* [Information provided]:
┌────────
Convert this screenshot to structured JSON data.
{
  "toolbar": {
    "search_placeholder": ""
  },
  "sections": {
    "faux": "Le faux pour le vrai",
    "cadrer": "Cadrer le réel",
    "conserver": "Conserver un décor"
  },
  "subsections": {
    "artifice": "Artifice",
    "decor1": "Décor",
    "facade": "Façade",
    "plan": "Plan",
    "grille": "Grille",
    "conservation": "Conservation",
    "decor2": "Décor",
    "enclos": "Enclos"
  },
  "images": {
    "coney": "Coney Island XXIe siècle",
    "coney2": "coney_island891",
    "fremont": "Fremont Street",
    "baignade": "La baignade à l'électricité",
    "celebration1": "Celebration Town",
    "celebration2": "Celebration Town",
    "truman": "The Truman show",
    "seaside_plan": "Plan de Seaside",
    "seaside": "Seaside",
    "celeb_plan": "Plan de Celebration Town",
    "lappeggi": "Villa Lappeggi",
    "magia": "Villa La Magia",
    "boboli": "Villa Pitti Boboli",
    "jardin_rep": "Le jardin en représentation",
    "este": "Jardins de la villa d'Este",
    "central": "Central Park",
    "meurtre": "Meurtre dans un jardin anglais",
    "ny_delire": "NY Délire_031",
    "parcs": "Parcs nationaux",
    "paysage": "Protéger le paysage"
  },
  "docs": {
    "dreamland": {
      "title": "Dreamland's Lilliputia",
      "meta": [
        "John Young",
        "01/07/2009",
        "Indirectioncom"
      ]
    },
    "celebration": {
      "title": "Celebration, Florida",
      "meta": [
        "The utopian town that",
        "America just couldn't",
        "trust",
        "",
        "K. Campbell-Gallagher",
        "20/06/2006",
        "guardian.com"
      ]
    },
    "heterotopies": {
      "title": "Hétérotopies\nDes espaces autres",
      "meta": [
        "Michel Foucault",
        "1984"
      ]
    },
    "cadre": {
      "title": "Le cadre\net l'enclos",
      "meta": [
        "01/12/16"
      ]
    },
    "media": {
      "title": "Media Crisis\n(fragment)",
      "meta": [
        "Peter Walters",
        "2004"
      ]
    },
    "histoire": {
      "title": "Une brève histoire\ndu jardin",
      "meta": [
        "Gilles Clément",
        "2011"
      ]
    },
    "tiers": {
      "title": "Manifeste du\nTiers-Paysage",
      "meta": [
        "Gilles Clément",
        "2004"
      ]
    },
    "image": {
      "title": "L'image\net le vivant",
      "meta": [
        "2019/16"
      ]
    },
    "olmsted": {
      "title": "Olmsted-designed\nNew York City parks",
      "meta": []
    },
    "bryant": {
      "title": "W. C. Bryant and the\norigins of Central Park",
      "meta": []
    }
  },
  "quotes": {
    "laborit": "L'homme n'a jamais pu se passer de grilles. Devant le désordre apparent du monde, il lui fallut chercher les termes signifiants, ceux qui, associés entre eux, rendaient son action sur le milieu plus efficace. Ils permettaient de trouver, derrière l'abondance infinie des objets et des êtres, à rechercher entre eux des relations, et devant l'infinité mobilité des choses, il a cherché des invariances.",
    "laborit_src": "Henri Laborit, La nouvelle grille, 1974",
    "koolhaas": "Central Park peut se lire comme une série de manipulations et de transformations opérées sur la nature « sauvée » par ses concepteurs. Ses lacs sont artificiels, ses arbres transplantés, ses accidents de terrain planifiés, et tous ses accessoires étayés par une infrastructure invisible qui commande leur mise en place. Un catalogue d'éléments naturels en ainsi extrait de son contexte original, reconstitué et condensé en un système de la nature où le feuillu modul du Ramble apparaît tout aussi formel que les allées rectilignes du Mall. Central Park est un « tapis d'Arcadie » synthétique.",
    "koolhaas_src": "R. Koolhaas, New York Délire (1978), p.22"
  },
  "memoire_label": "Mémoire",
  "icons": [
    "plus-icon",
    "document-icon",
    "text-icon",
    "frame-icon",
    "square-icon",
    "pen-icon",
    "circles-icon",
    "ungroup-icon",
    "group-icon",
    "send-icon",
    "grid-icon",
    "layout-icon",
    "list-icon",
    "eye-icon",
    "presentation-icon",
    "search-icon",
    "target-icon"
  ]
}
└────────
┌────────
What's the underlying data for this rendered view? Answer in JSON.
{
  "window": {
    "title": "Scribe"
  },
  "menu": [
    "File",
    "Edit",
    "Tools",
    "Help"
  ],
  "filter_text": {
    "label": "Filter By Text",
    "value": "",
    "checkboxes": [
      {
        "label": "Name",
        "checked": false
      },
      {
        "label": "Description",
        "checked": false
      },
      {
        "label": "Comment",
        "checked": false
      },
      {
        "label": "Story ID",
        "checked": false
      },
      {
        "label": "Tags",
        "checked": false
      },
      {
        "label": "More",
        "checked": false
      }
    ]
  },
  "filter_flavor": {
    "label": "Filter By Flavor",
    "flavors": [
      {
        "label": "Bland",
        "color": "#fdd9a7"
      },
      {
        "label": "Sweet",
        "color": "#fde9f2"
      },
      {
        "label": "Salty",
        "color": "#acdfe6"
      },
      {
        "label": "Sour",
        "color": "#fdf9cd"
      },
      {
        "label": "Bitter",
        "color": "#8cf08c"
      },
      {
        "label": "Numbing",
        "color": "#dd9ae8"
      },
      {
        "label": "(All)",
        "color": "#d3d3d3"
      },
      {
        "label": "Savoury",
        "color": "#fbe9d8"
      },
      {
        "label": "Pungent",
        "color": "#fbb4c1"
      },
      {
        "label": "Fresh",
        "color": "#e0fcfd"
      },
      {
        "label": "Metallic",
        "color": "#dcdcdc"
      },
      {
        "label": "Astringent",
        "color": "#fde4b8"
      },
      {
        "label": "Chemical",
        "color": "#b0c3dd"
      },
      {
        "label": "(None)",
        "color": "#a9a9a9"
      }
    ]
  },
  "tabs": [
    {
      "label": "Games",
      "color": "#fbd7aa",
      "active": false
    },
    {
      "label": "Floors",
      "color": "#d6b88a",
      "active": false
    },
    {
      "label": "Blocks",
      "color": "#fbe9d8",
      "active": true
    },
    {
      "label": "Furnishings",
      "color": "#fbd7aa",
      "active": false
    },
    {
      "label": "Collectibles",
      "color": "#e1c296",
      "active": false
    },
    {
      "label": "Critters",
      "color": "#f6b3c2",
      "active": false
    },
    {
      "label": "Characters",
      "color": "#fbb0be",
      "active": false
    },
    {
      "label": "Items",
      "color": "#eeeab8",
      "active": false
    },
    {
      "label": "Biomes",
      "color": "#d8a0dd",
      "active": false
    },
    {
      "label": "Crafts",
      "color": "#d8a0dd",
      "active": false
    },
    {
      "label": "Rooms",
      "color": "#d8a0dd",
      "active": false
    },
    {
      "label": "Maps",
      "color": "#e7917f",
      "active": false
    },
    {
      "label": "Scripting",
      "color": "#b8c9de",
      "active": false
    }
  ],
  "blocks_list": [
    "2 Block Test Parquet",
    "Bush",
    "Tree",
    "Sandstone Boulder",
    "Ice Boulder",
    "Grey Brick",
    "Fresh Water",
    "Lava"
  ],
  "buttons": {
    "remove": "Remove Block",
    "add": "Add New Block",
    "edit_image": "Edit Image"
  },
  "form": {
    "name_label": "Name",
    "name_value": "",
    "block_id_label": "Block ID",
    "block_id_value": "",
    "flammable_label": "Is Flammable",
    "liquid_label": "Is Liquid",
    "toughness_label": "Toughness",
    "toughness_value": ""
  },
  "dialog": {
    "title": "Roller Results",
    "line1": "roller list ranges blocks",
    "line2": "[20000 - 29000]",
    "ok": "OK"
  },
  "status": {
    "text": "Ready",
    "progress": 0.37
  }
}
└────────
* [What to do]:
From the records above, work out how many lines contain the string "data". Give only the number.

* [Exercise output]:
2